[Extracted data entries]
• • •

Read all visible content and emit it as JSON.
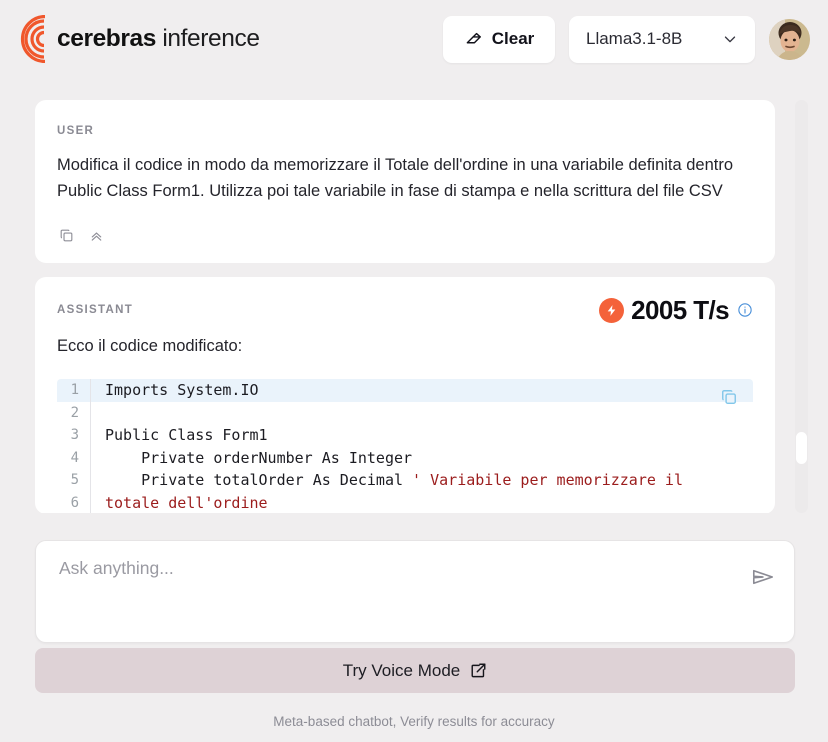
{
  "header": {
    "brand_bold": "cerebras",
    "brand_light": " inference",
    "clear_label": "Clear",
    "clear_icon": "eraser-icon",
    "model_value": "Llama3.1-8B",
    "model_caret_icon": "chevron-down-icon",
    "avatar_name": "user-avatar"
  },
  "user_message": {
    "role": "USER",
    "text": "Modifica il codice in modo da memorizzare il Totale dell'ordine in una variabile definita dentro Public Class Form1. Utilizza poi tale variabile in fase di stampa e nella scrittura del file CSV",
    "copy_icon": "copy-icon",
    "collapse_icon": "chevrons-up-icon"
  },
  "assistant_message": {
    "role": "ASSISTANT",
    "token_rate": "2005 T/s",
    "bolt_icon": "lightning-bolt-icon",
    "info_icon": "info-icon",
    "intro": "Ecco il codice modificato:",
    "code_copy_icon": "copy-icon",
    "code_lines": [
      {
        "n": "1",
        "highlight": true,
        "segments": [
          {
            "t": "Imports System.IO",
            "c": "kw"
          }
        ]
      },
      {
        "n": "2",
        "highlight": false,
        "segments": [
          {
            "t": "",
            "c": "kw"
          }
        ]
      },
      {
        "n": "3",
        "highlight": false,
        "segments": [
          {
            "t": "Public Class Form1",
            "c": "kw"
          }
        ]
      },
      {
        "n": "4",
        "highlight": false,
        "segments": [
          {
            "t": "    Private orderNumber As Integer",
            "c": "kw"
          }
        ]
      },
      {
        "n": "5",
        "highlight": false,
        "segments": [
          {
            "t": "    Private totalOrder As Decimal ",
            "c": "kw"
          },
          {
            "t": "' Variabile per memorizzare il",
            "c": "cmt"
          }
        ]
      },
      {
        "n": "6",
        "highlight": false,
        "segments": [
          {
            "t": "totale dell'ordine",
            "c": "cmt"
          }
        ]
      }
    ]
  },
  "composer": {
    "placeholder": "Ask anything...",
    "value": "",
    "send_icon": "send-icon"
  },
  "voice": {
    "label": "Try Voice Mode",
    "icon": "external-link-icon"
  },
  "footer": {
    "note": "Meta-based chatbot, Verify results for accuracy"
  },
  "colors": {
    "brand_orange": "#f4623a",
    "page_bg": "#f0eeef",
    "card_bg": "#ffffff",
    "voice_bg": "#ded2d6",
    "code_highlight": "#eaf3fb",
    "comment": "#9b1c1c",
    "info_blue": "#4a90d9"
  }
}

• • •

▶ [STATED TASK]:
Set the data above down again exactly as given, with no pictures.

▶ [RESULT FOR THIS TASK]:
Read all visible content and emit it as JSON.
{
  "header": {
    "brand_bold": "cerebras",
    "brand_light": " inference",
    "clear_label": "Clear",
    "clear_icon": "eraser-icon",
    "model_value": "Llama3.1-8B",
    "model_caret_icon": "chevron-down-icon",
    "avatar_name": "user-avatar"
  },
  "user_message": {
    "role": "USER",
    "text": "Modifica il codice in modo da memorizzare il Totale dell'ordine in una variabile definita dentro Public Class Form1. Utilizza poi tale variabile in fase di stampa e nella scrittura del file CSV",
    "copy_icon": "copy-icon",
    "collapse_icon": "chevrons-up-icon"
  },
  "assistant_message": {
    "role": "ASSISTANT",
    "token_rate": "2005 T/s",
    "bolt_icon": "lightning-bolt-icon",
    "info_icon": "info-icon",
    "intro": "Ecco il codice modificato:",
    "code_copy_icon": "copy-icon",
    "code_lines": [
      {
        "n": "1",
        "highlight": true,
        "segments": [
          {
            "t": "Imports System.IO",
            "c": "kw"
          }
        ]
      },
      {
        "n": "2",
        "highlight": false,
        "segments": [
          {
            "t": "",
            "c": "kw"
          }
        ]
      },
      {
        "n": "3",
        "highlight": false,
        "segments": [
          {
            "t": "Public Class Form1",
            "c": "kw"
          }
        ]
      },
      {
        "n": "4",
        "highlight": false,
        "segments": [
          {
            "t": "    Private orderNumber As Integer",
            "c": "kw"
          }
        ]
      },
      {
        "n": "5",
        "highlight": false,
        "segments": [
          {
            "t": "    Private totalOrder As Decimal ",
            "c": "kw"
          },
          {
            "t": "' Variabile per memorizzare il",
            "c": "cmt"
          }
        ]
      },
      {
        "n": "6",
        "highlight": false,
        "segments": [
          {
            "t": "totale dell'ordine",
            "c": "cmt"
          }
        ]
      }
    ]
  },
  "composer": {
    "placeholder": "Ask anything...",
    "value": "",
    "send_icon": "send-icon"
  },
  "voice": {
    "label": "Try Voice Mode",
    "icon": "external-link-icon"
  },
  "footer": {
    "note": "Meta-based chatbot, Verify results for accuracy"
  },
  "colors": {
    "brand_orange": "#f4623a",
    "page_bg": "#f0eeef",
    "card_bg": "#ffffff",
    "voice_bg": "#ded2d6",
    "code_highlight": "#eaf3fb",
    "comment": "#9b1c1c",
    "info_blue": "#4a90d9"
  }
}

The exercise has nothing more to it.